[Collected data entries]
--- start ---

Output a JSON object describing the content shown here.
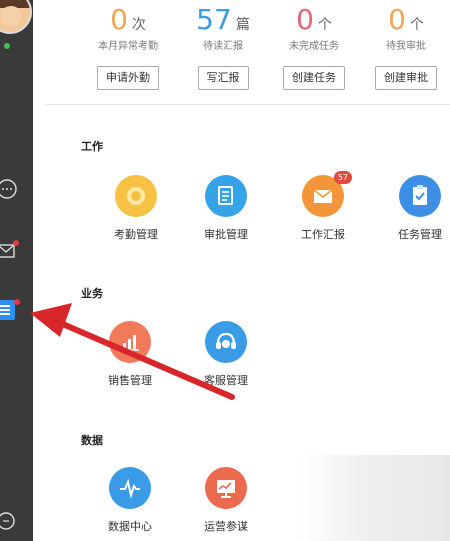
{
  "stats": [
    {
      "num": "0",
      "unit": "次",
      "label": "本月异常考勤",
      "button": "申请外勤",
      "color": "#f0a55a"
    },
    {
      "num": "57",
      "unit": "篇",
      "label": "待读汇报",
      "button": "写汇报",
      "color": "#3a9be6"
    },
    {
      "num": "0",
      "unit": "个",
      "label": "未完成任务",
      "button": "创建任务",
      "color": "#e8647a"
    },
    {
      "num": "0",
      "unit": "个",
      "label": "待我审批",
      "button": "创建审批",
      "color": "#f0a55a"
    }
  ],
  "sections": {
    "work": "工作",
    "business": "业务",
    "data": "数据"
  },
  "apps": {
    "attendance": {
      "label": "考勤管理",
      "color": "#f7c244"
    },
    "approval": {
      "label": "审批管理",
      "color": "#36a3e8"
    },
    "report": {
      "label": "工作汇报",
      "color": "#f5953a",
      "badge": "57"
    },
    "task": {
      "label": "任务管理",
      "color": "#3d8fe6"
    },
    "sales": {
      "label": "销售管理",
      "color": "#f07a5a"
    },
    "service": {
      "label": "客服管理",
      "color": "#3a9be6"
    },
    "datacenter": {
      "label": "数据中心",
      "color": "#3a9be6"
    },
    "operations": {
      "label": "运营参谋",
      "color": "#ec6b4f"
    }
  },
  "colors": {
    "sidebar": "#3a3a3a",
    "arrow": "#d9262a"
  }
}
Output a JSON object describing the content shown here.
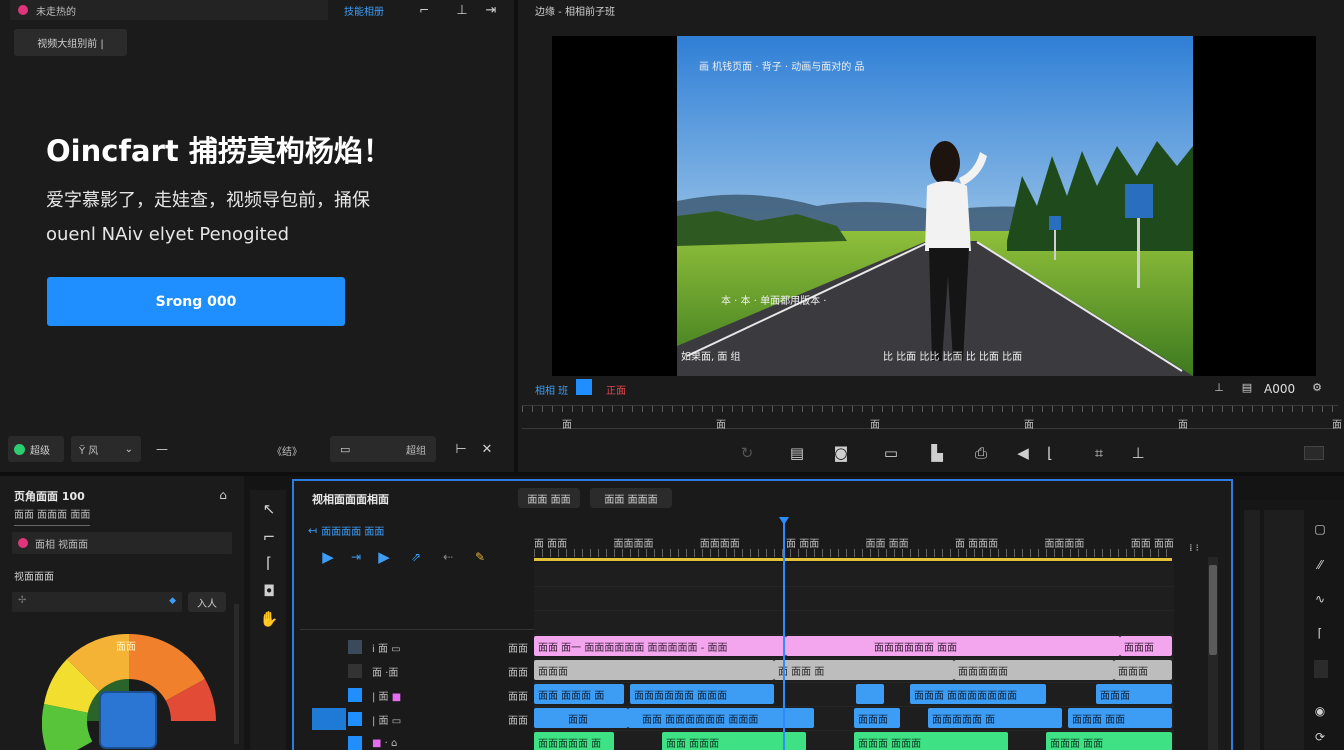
{
  "promo": {
    "search_text": "未走热的",
    "top_tab": "技能相册",
    "sub_button": "视频大组别前 |",
    "headline": "Oincfart 捕捞莫枸杨焰！",
    "subtitle_cn": "爱字慕影了，走娃查，视频导包前，捅保",
    "subtitle_en": "ouenl NAiv elyet Penogited",
    "cta_label": "Srong 000",
    "bottom_chip": "超级",
    "bottom_select": "Ÿ 风",
    "bottom_mid": "《结》",
    "bottom_box": "超组"
  },
  "preview": {
    "title": "边缘 - 相相前子班",
    "overlay_top": "画 机钱页面 · 背子 · 动画与面对的 品",
    "overlay_mid": "本 · 本 · 单面都用版本 ·",
    "overlay_bottom_left": "如果面, 面   组",
    "overlay_bottom_right": "比 比面 比比 比面 比 比面 比面",
    "status_left": "相相 班",
    "status_red": "正面",
    "timecode": "A000",
    "ruler_labels": [
      "面",
      "面",
      "面",
      "面",
      "面",
      "面"
    ]
  },
  "inspector": {
    "title": "页角面面 100 ",
    "subtitle": "面面 面面面 面面",
    "preset": "面相 视面面",
    "section": "视面面面",
    "field_btn": "入人",
    "wheel_label": "面面"
  },
  "timeline": {
    "title": "视相面面面相面",
    "tab1": "面面 面面",
    "tab2": "面面 面面面",
    "subtitle": "面面面面 面面",
    "ruler_labels": [
      "面 面面",
      "面面面面",
      "面面面面",
      "面 面面",
      "面面 面面",
      "面 面面面",
      "面面面面",
      "面面 面面"
    ],
    "rows": [
      {
        "clips": [
          {
            "text": "面面 面一 面面面面面面 面面面面面 - 面面",
            "color": "pink"
          },
          {
            "text": "面面面面面面 面面",
            "color": "pink"
          },
          {
            "text": "面面面",
            "color": "pink"
          }
        ]
      },
      {
        "clips": [
          {
            "text": "面面面",
            "color": "gray"
          },
          {
            "text": "面 面面 面",
            "color": "gray"
          },
          {
            "text": "面面面面面",
            "color": "gray"
          },
          {
            "text": "面面面",
            "color": "gray"
          }
        ]
      },
      {
        "clips": [
          {
            "text": "面面 面面面 面",
            "color": "blue"
          },
          {
            "text": "面面面面面面 面面面",
            "color": "blue"
          },
          {
            "text": "",
            "color": "blue"
          },
          {
            "text": "面面面 面面面面面面面",
            "color": "blue"
          },
          {
            "text": "面面面",
            "color": "blue"
          }
        ]
      },
      {
        "clips": [
          {
            "text": "面面",
            "color": "blue"
          },
          {
            "text": "面面 面面面面面面 面面面",
            "color": "blue"
          },
          {
            "text": "面面面",
            "color": "blue"
          },
          {
            "text": "面面面面面 面",
            "color": "blue"
          },
          {
            "text": "面面面 面面",
            "color": "blue"
          }
        ]
      },
      {
        "clips": [
          {
            "text": "面面面面面 面",
            "color": "green"
          },
          {
            "text": "面面 面面面",
            "color": "green"
          },
          {
            "text": "面面面 面面面",
            "color": "green"
          },
          {
            "text": "面面面 面面",
            "color": "green"
          }
        ]
      }
    ]
  },
  "colors": {
    "accent_blue": "#1f8fff",
    "timeline_border": "#2b7de0",
    "playhead": "#2e8cff",
    "pink": "#f3a6ee",
    "gray": "#bdbdbd",
    "blue": "#3d9df5",
    "green": "#3ee184"
  }
}
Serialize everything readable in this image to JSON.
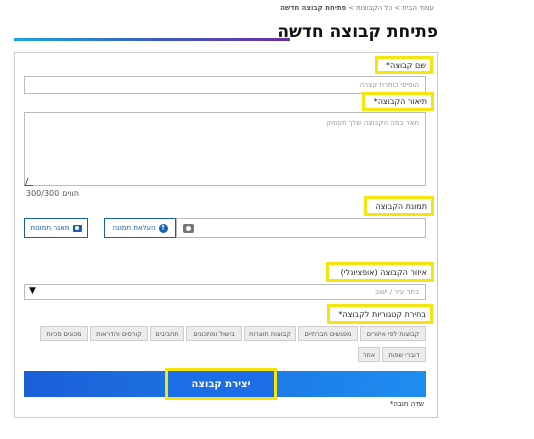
{
  "breadcrumb": {
    "home": "עמוד הבית",
    "groups": "כל הקבוצות",
    "current": "פתיחת קבוצה חדשה",
    "sep": ">"
  },
  "page_title": "פתיחת קבוצה חדשה",
  "fields": {
    "name": {
      "label": "שם קבוצה*",
      "placeholder": "הוסיפי כותרת קצרה"
    },
    "description": {
      "label": "תיאור הקבוצה*",
      "placeholder": "תאר במה הקבוצה שלך תעסוק",
      "counter": "300/300",
      "counter_suffix": "תווים"
    },
    "image": {
      "label": "תמונת הקבוצה",
      "upload_label": "העלאת תמונה",
      "gallery_label": "מאגר תמונות"
    },
    "region": {
      "label": "איזור הקבוצה (אופציונלי)",
      "placeholder": "בחר עיר / ישוב",
      "arrow": "▼"
    },
    "categories": {
      "label": "בחירת קטגוריות לקבוצה*",
      "row1": [
        "קבוצות לפי איזורים",
        "מפגשים חברתיים",
        "קבוצות תוצרות",
        "בישול ומתכונים",
        "תחביבים",
        "קורסים והדראות",
        "מכונים סכיות"
      ],
      "row2": [
        "דוברי שפות",
        "אחר"
      ]
    }
  },
  "submit_label": "יצירת קבוצה",
  "required_note": "שדה חובה*",
  "colors": {
    "highlight": "#f6e40f",
    "primary": "#1b6ee6",
    "outline": "#1b5fb4"
  }
}
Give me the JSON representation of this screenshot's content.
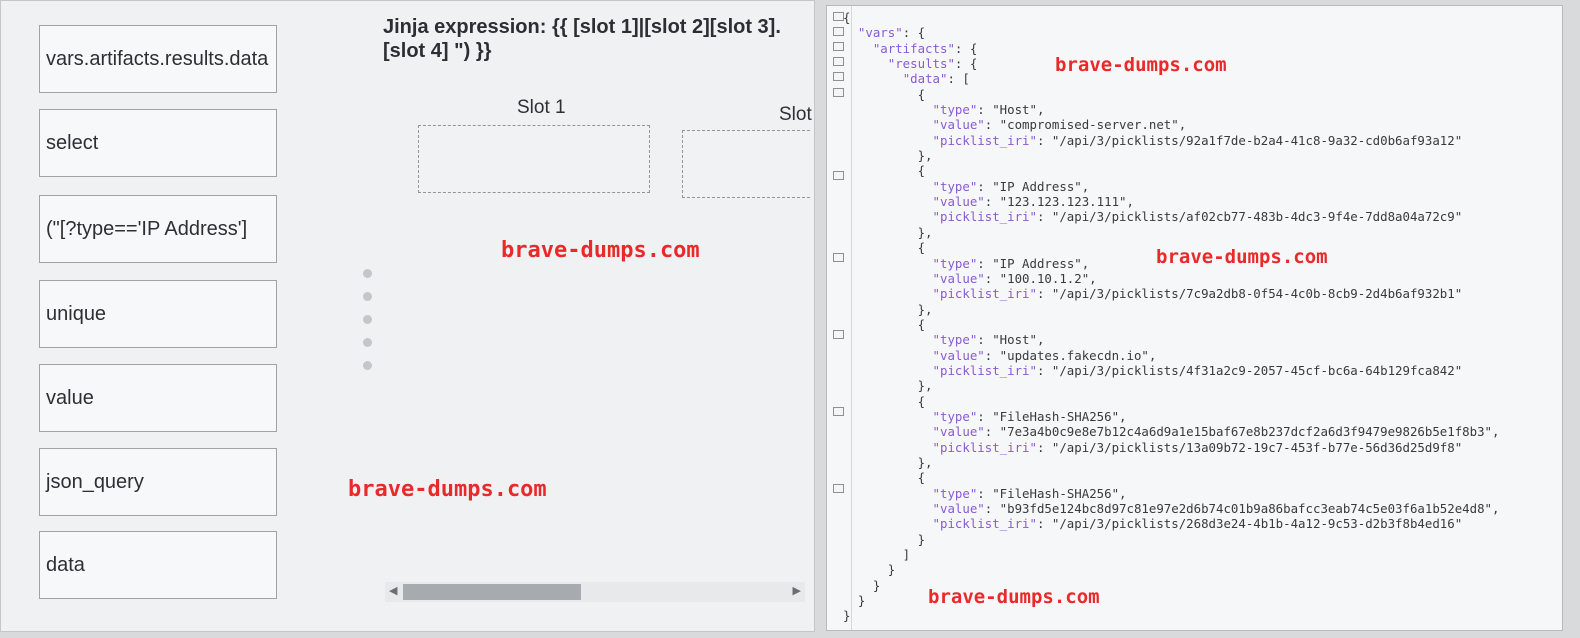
{
  "question": {
    "expression": "Jinja expression: {{ [slot 1]|[slot 2][slot 3].[slot 4] \") }}"
  },
  "options": [
    "vars.artifacts.results.data",
    "select",
    "(\"[?type=='IP Address']",
    "unique",
    "value",
    "json_query",
    "data"
  ],
  "slots": {
    "slot1_label": "Slot 1",
    "slot2_label": "Slot"
  },
  "watermark": "brave-dumps.com",
  "json_view": {
    "lines": [
      "{",
      "  \"vars\": {",
      "    \"artifacts\": {",
      "      \"results\": {",
      "        \"data\": [",
      "          {",
      "            \"type\": \"Host\",",
      "            \"value\": \"compromised-server.net\",",
      "            \"picklist_iri\": \"/api/3/picklists/92a1f7de-b2a4-41c8-9a32-cd0b6af93a12\"",
      "          },",
      "          {",
      "            \"type\": \"IP Address\",",
      "            \"value\": \"123.123.123.111\",",
      "            \"picklist_iri\": \"/api/3/picklists/af02cb77-483b-4dc3-9f4e-7dd8a04a72c9\"",
      "          },",
      "          {",
      "            \"type\": \"IP Address\",",
      "            \"value\": \"100.10.1.2\",",
      "            \"picklist_iri\": \"/api/3/picklists/7c9a2db8-0f54-4c0b-8cb9-2d4b6af932b1\"",
      "          },",
      "          {",
      "            \"type\": \"Host\",",
      "            \"value\": \"updates.fakecdn.io\",",
      "            \"picklist_iri\": \"/api/3/picklists/4f31a2c9-2057-45cf-bc6a-64b129fca842\"",
      "          },",
      "          {",
      "            \"type\": \"FileHash-SHA256\",",
      "            \"value\": \"7e3a4b0c9e8e7b12c4a6d9a1e15baf67e8b237dcf2a6d3f9479e9826b5e1f8b3\",",
      "            \"picklist_iri\": \"/api/3/picklists/13a09b72-19c7-453f-b77e-56d36d25d9f8\"",
      "          },",
      "          {",
      "            \"type\": \"FileHash-SHA256\",",
      "            \"value\": \"b93fd5e124bc8d97c81e97e2d6b74c01b9a86bafcc3eab74c5e03f6a1b52e4d8\",",
      "            \"picklist_iri\": \"/api/3/picklists/268d3e24-4b1b-4a12-9c53-d2b3f8b4ed16\"",
      "          }",
      "        ]",
      "      }",
      "    }",
      "  }",
      "}"
    ]
  }
}
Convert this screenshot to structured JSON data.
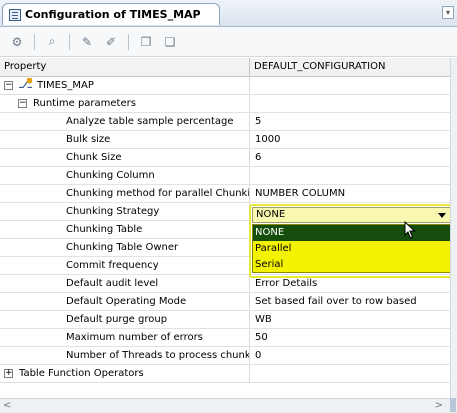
{
  "tab": {
    "title": "Configuration of TIMES_MAP",
    "menu_icon": "chevron-down-icon"
  },
  "toolbar": {
    "icons": [
      "properties-icon",
      "search-icon",
      "edit-icon",
      "find-icon",
      "copy-icon",
      "paste-icon"
    ]
  },
  "table": {
    "header_property": "Property",
    "header_value": "DEFAULT_CONFIGURATION"
  },
  "rows": [
    {
      "name": "TIMES_MAP",
      "value": ""
    },
    {
      "name": "Runtime parameters",
      "value": ""
    },
    {
      "name": "Analyze table sample percentage",
      "value": "5"
    },
    {
      "name": "Bulk size",
      "value": "1000"
    },
    {
      "name": "Chunk Size",
      "value": "6"
    },
    {
      "name": "Chunking Column",
      "value": ""
    },
    {
      "name": "Chunking method for parallel Chunking",
      "value": "NUMBER COLUMN"
    },
    {
      "name": "Chunking Strategy",
      "value": "NONE"
    },
    {
      "name": "Chunking Table",
      "value": ""
    },
    {
      "name": "Chunking Table Owner",
      "value": ""
    },
    {
      "name": "Commit frequency",
      "value": ""
    },
    {
      "name": "Default audit level",
      "value": "Error Details"
    },
    {
      "name": "Default Operating Mode",
      "value": "Set based fail over to row based"
    },
    {
      "name": "Default purge group",
      "value": "WB"
    },
    {
      "name": "Maximum number of errors",
      "value": "50"
    },
    {
      "name": "Number of Threads to process chunks",
      "value": "0"
    },
    {
      "name": "Table Function Operators",
      "value": ""
    }
  ],
  "dropdown": {
    "selected": "NONE",
    "options": [
      "NONE",
      "Parallel",
      "Serial"
    ]
  },
  "colors": {
    "highlight": "#f3f200",
    "selected_option": "#154d0c"
  }
}
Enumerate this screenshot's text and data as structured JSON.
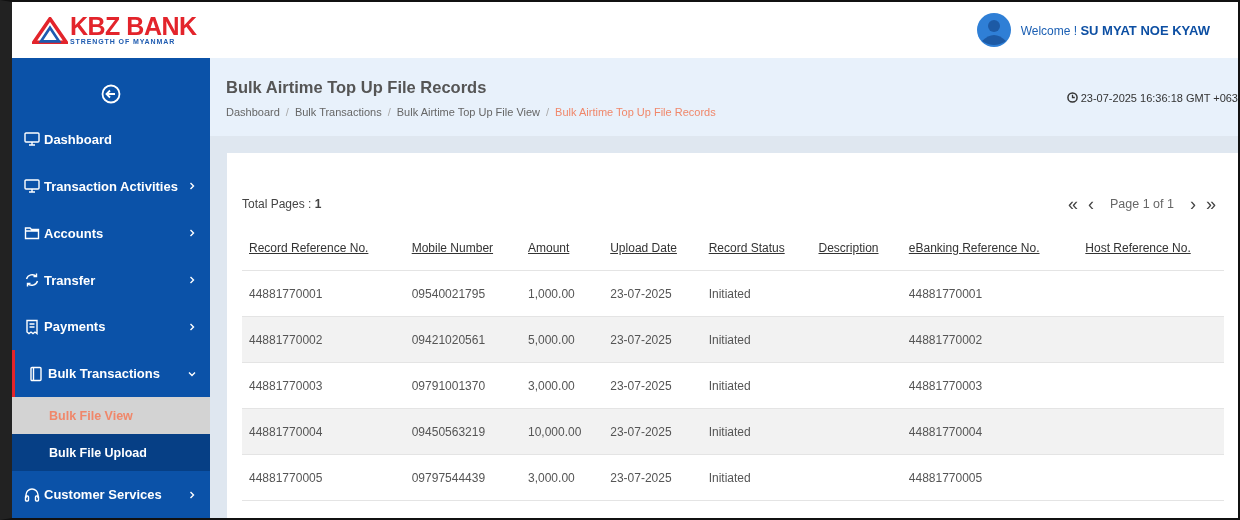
{
  "logo": {
    "name": "KBZ BANK",
    "tagline": "STRENGTH OF MYANMAR"
  },
  "user": {
    "greeting": "Welcome !",
    "name": "SU MYAT NOE KYAW"
  },
  "sidebar": {
    "items": [
      {
        "label": "Dashboard",
        "has_arrow": false,
        "active": false
      },
      {
        "label": "Transaction Activities",
        "has_arrow": true,
        "expanded": false,
        "active": false
      },
      {
        "label": "Accounts",
        "has_arrow": true,
        "expanded": false,
        "active": false
      },
      {
        "label": "Transfer",
        "has_arrow": true,
        "expanded": false,
        "active": false
      },
      {
        "label": "Payments",
        "has_arrow": true,
        "expanded": false,
        "active": false
      },
      {
        "label": "Bulk Transactions",
        "has_arrow": true,
        "expanded": true,
        "active": true,
        "children": [
          {
            "label": "Bulk File View",
            "selected": true
          },
          {
            "label": "Bulk File Upload",
            "selected": false
          }
        ]
      },
      {
        "label": "Customer Services",
        "has_arrow": true,
        "expanded": false,
        "active": false
      }
    ]
  },
  "page": {
    "title": "Bulk Airtime Top Up File Records",
    "datetime": "23-07-2025 16:36:18 GMT +063",
    "breadcrumb_separator": "/",
    "breadcrumb": [
      {
        "label": "Dashboard",
        "current": false
      },
      {
        "label": "Bulk Transactions",
        "current": false
      },
      {
        "label": "Bulk Airtime Top Up File View",
        "current": false
      },
      {
        "label": "Bulk Airtime Top Up File Records",
        "current": true
      }
    ]
  },
  "pagination": {
    "total_label": "Total Pages :",
    "total": "1",
    "first": "«",
    "prev": "‹",
    "page_label": "Page 1 of 1",
    "next": "›",
    "last": "»"
  },
  "table": {
    "columns": [
      "Record Reference No.",
      "Mobile Number",
      "Amount",
      "Upload Date",
      "Record Status",
      "Description",
      "eBanking Reference No.",
      "Host Reference No."
    ],
    "rows": [
      [
        "44881770001",
        "09540021795",
        "1,000.00",
        "23-07-2025",
        "Initiated",
        "",
        "44881770001",
        ""
      ],
      [
        "44881770002",
        "09421020561",
        "5,000.00",
        "23-07-2025",
        "Initiated",
        "",
        "44881770002",
        ""
      ],
      [
        "44881770003",
        "09791001370",
        "3,000.00",
        "23-07-2025",
        "Initiated",
        "",
        "44881770003",
        ""
      ],
      [
        "44881770004",
        "09450563219",
        "10,000.00",
        "23-07-2025",
        "Initiated",
        "",
        "44881770004",
        ""
      ],
      [
        "44881770005",
        "09797544439",
        "3,000.00",
        "23-07-2025",
        "Initiated",
        "",
        "44881770005",
        ""
      ]
    ]
  }
}
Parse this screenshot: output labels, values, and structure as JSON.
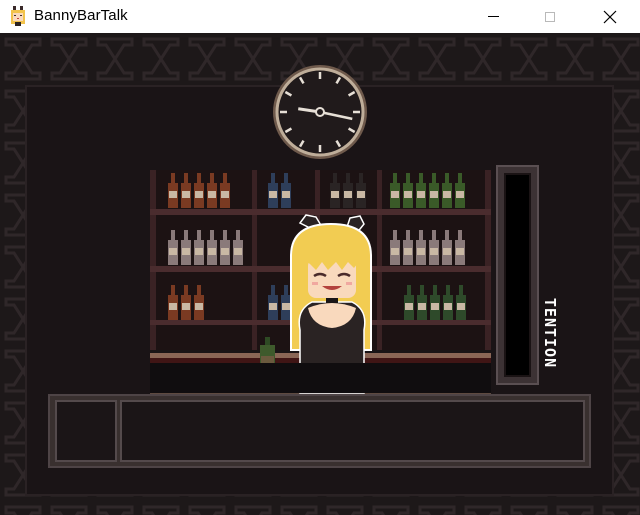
{
  "window": {
    "title": "BannyBarTalk",
    "icon": "bunny-girl-app-icon",
    "controls": [
      "minimize-icon",
      "maximize-icon",
      "close-icon"
    ]
  },
  "game": {
    "clock": {
      "hour": 9,
      "minute": 17
    },
    "tension": {
      "label": "TENTION",
      "level": 0
    },
    "dialogue": {
      "name": "",
      "text": ""
    }
  },
  "colors": {
    "wall_dark": "#1d1819",
    "wall_pattern": "#2e2628",
    "shelf_wood": "#3a2224",
    "counter_wood": "#401515",
    "counter_top": "#8a6656",
    "hair": "#f2cc52",
    "dress": "#2a2323",
    "tension_frame": "#3c3234"
  }
}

--- end ---

What you should do:
Everything from the line containing "Parse this screenshot: output" through the last line of the entries must be repeated verbatim, except pictures.

Final answer:
Parse this screenshot: output labels, values, and structure as JSON.
{
  "window": {
    "title": "BannyBarTalk",
    "icon": "bunny-girl-app-icon",
    "controls": [
      "minimize-icon",
      "maximize-icon",
      "close-icon"
    ]
  },
  "game": {
    "clock": {
      "hour": 9,
      "minute": 17
    },
    "tension": {
      "label": "TENTION",
      "level": 0
    },
    "dialogue": {
      "name": "",
      "text": ""
    }
  },
  "colors": {
    "wall_dark": "#1d1819",
    "wall_pattern": "#2e2628",
    "shelf_wood": "#3a2224",
    "counter_wood": "#401515",
    "counter_top": "#8a6656",
    "hair": "#f2cc52",
    "dress": "#2a2323",
    "tension_frame": "#3c3234"
  }
}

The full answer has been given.